* _WHAT THIS TASK INVOLVES_
Please write out the complete listing that follows, exactly as it reads.

Extracts from a graphics dataset:
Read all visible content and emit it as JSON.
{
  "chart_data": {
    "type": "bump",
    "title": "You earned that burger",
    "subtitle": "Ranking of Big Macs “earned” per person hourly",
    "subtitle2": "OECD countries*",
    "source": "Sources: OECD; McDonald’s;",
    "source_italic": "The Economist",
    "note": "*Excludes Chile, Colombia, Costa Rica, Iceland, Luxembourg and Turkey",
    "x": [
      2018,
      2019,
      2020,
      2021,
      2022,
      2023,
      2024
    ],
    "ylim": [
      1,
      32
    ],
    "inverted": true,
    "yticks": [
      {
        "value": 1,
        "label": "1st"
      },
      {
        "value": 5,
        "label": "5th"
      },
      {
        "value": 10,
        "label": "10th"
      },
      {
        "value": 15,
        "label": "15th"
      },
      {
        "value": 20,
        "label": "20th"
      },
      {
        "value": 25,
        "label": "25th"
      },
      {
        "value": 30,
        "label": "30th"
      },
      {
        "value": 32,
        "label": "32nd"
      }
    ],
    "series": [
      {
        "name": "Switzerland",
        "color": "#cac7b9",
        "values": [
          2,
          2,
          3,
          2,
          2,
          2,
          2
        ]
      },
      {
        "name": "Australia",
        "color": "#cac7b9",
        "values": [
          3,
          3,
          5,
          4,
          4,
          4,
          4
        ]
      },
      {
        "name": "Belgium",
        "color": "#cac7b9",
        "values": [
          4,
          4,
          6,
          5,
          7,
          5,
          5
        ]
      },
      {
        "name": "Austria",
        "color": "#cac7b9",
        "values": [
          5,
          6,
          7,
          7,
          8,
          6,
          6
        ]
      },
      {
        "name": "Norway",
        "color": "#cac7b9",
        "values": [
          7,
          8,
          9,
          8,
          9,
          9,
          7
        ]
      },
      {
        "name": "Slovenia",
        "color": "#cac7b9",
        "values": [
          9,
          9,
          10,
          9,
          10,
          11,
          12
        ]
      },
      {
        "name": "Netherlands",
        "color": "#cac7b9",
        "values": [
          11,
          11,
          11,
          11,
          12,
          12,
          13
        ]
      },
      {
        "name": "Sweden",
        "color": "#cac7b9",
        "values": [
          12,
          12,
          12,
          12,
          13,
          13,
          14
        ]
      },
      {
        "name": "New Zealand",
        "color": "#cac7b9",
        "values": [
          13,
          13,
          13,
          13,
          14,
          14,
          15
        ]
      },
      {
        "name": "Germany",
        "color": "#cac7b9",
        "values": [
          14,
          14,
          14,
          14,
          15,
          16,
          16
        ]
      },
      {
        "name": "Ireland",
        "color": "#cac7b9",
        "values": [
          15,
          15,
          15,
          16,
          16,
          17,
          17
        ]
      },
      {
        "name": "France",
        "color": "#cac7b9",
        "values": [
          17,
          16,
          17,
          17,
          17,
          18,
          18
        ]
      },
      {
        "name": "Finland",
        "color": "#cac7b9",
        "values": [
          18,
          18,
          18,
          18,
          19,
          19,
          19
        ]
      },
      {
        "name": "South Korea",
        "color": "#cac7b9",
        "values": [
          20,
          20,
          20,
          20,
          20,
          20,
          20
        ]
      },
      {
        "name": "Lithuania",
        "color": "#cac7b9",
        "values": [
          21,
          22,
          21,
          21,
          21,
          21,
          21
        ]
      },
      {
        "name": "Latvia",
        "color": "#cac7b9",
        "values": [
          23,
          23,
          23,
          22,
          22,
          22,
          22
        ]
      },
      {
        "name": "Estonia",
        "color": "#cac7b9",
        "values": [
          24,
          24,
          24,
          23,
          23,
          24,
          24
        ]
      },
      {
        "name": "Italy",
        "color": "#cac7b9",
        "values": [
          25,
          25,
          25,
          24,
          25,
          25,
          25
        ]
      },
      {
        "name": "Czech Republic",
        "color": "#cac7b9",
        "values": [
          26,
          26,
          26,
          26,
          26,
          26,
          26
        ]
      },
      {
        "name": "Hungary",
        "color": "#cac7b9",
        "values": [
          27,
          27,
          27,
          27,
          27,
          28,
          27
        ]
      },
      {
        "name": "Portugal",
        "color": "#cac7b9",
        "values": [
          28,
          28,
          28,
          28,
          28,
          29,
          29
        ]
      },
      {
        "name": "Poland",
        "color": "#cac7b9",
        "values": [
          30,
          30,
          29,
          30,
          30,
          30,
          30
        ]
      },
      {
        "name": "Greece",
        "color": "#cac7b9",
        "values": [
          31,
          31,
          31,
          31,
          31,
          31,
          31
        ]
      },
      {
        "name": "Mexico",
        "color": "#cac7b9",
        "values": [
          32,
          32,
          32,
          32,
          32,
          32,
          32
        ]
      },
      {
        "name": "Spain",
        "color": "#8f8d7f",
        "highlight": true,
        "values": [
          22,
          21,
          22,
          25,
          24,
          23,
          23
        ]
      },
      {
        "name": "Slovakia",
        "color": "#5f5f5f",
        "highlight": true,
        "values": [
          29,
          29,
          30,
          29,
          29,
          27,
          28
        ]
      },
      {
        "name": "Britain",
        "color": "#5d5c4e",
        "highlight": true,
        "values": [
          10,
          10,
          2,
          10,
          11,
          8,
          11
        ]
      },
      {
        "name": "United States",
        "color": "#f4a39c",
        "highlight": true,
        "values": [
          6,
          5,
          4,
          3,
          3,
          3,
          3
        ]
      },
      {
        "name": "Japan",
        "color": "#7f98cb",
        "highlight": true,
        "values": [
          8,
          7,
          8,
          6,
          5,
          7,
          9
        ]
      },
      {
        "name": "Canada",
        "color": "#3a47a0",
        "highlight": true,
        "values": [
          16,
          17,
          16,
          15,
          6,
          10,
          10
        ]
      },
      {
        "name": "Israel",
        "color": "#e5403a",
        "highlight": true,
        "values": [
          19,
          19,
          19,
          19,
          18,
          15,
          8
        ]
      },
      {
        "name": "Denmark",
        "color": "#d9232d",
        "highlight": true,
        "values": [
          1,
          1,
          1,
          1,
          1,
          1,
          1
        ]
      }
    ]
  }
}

* _ANSWER IN FULL_
Read all visible content and emit it as JSON.
{
  "chart_data": {
    "type": "bump",
    "title": "You earned that burger",
    "subtitle": "Ranking of Big Macs “earned” per person hourly",
    "subtitle2": "OECD countries*",
    "source": "Sources: OECD; McDonald’s;",
    "source_italic": "The Economist",
    "note": "*Excludes Chile, Colombia, Costa Rica, Iceland, Luxembourg and Turkey",
    "x": [
      2018,
      2019,
      2020,
      2021,
      2022,
      2023,
      2024
    ],
    "ylim": [
      1,
      32
    ],
    "inverted": true,
    "yticks": [
      {
        "value": 1,
        "label": "1st"
      },
      {
        "value": 5,
        "label": "5th"
      },
      {
        "value": 10,
        "label": "10th"
      },
      {
        "value": 15,
        "label": "15th"
      },
      {
        "value": 20,
        "label": "20th"
      },
      {
        "value": 25,
        "label": "25th"
      },
      {
        "value": 30,
        "label": "30th"
      },
      {
        "value": 32,
        "label": "32nd"
      }
    ],
    "series": [
      {
        "name": "Switzerland",
        "color": "#cac7b9",
        "values": [
          2,
          2,
          3,
          2,
          2,
          2,
          2
        ]
      },
      {
        "name": "Australia",
        "color": "#cac7b9",
        "values": [
          3,
          3,
          5,
          4,
          4,
          4,
          4
        ]
      },
      {
        "name": "Belgium",
        "color": "#cac7b9",
        "values": [
          4,
          4,
          6,
          5,
          7,
          5,
          5
        ]
      },
      {
        "name": "Austria",
        "color": "#cac7b9",
        "values": [
          5,
          6,
          7,
          7,
          8,
          6,
          6
        ]
      },
      {
        "name": "Norway",
        "color": "#cac7b9",
        "values": [
          7,
          8,
          9,
          8,
          9,
          9,
          7
        ]
      },
      {
        "name": "Slovenia",
        "color": "#cac7b9",
        "values": [
          9,
          9,
          10,
          9,
          10,
          11,
          12
        ]
      },
      {
        "name": "Netherlands",
        "color": "#cac7b9",
        "values": [
          11,
          11,
          11,
          11,
          12,
          12,
          13
        ]
      },
      {
        "name": "Sweden",
        "color": "#cac7b9",
        "values": [
          12,
          12,
          12,
          12,
          13,
          13,
          14
        ]
      },
      {
        "name": "New Zealand",
        "color": "#cac7b9",
        "values": [
          13,
          13,
          13,
          13,
          14,
          14,
          15
        ]
      },
      {
        "name": "Germany",
        "color": "#cac7b9",
        "values": [
          14,
          14,
          14,
          14,
          15,
          16,
          16
        ]
      },
      {
        "name": "Ireland",
        "color": "#cac7b9",
        "values": [
          15,
          15,
          15,
          16,
          16,
          17,
          17
        ]
      },
      {
        "name": "France",
        "color": "#cac7b9",
        "values": [
          17,
          16,
          17,
          17,
          17,
          18,
          18
        ]
      },
      {
        "name": "Finland",
        "color": "#cac7b9",
        "values": [
          18,
          18,
          18,
          18,
          19,
          19,
          19
        ]
      },
      {
        "name": "South Korea",
        "color": "#cac7b9",
        "values": [
          20,
          20,
          20,
          20,
          20,
          20,
          20
        ]
      },
      {
        "name": "Lithuania",
        "color": "#cac7b9",
        "values": [
          21,
          22,
          21,
          21,
          21,
          21,
          21
        ]
      },
      {
        "name": "Latvia",
        "color": "#cac7b9",
        "values": [
          23,
          23,
          23,
          22,
          22,
          22,
          22
        ]
      },
      {
        "name": "Estonia",
        "color": "#cac7b9",
        "values": [
          24,
          24,
          24,
          23,
          23,
          24,
          24
        ]
      },
      {
        "name": "Italy",
        "color": "#cac7b9",
        "values": [
          25,
          25,
          25,
          24,
          25,
          25,
          25
        ]
      },
      {
        "name": "Czech Republic",
        "color": "#cac7b9",
        "values": [
          26,
          26,
          26,
          26,
          26,
          26,
          26
        ]
      },
      {
        "name": "Hungary",
        "color": "#cac7b9",
        "values": [
          27,
          27,
          27,
          27,
          27,
          28,
          27
        ]
      },
      {
        "name": "Portugal",
        "color": "#cac7b9",
        "values": [
          28,
          28,
          28,
          28,
          28,
          29,
          29
        ]
      },
      {
        "name": "Poland",
        "color": "#cac7b9",
        "values": [
          30,
          30,
          29,
          30,
          30,
          30,
          30
        ]
      },
      {
        "name": "Greece",
        "color": "#cac7b9",
        "values": [
          31,
          31,
          31,
          31,
          31,
          31,
          31
        ]
      },
      {
        "name": "Mexico",
        "color": "#cac7b9",
        "values": [
          32,
          32,
          32,
          32,
          32,
          32,
          32
        ]
      },
      {
        "name": "Spain",
        "color": "#8f8d7f",
        "highlight": true,
        "values": [
          22,
          21,
          22,
          25,
          24,
          23,
          23
        ]
      },
      {
        "name": "Slovakia",
        "color": "#5f5f5f",
        "highlight": true,
        "values": [
          29,
          29,
          30,
          29,
          29,
          27,
          28
        ]
      },
      {
        "name": "Britain",
        "color": "#5d5c4e",
        "highlight": true,
        "values": [
          10,
          10,
          2,
          10,
          11,
          8,
          11
        ]
      },
      {
        "name": "United States",
        "color": "#f4a39c",
        "highlight": true,
        "values": [
          6,
          5,
          4,
          3,
          3,
          3,
          3
        ]
      },
      {
        "name": "Japan",
        "color": "#7f98cb",
        "highlight": true,
        "values": [
          8,
          7,
          8,
          6,
          5,
          7,
          9
        ]
      },
      {
        "name": "Canada",
        "color": "#3a47a0",
        "highlight": true,
        "values": [
          16,
          17,
          16,
          15,
          6,
          10,
          10
        ]
      },
      {
        "name": "Israel",
        "color": "#e5403a",
        "highlight": true,
        "values": [
          19,
          19,
          19,
          19,
          18,
          15,
          8
        ]
      },
      {
        "name": "Denmark",
        "color": "#d9232d",
        "highlight": true,
        "values": [
          1,
          1,
          1,
          1,
          1,
          1,
          1
        ]
      }
    ]
  }
}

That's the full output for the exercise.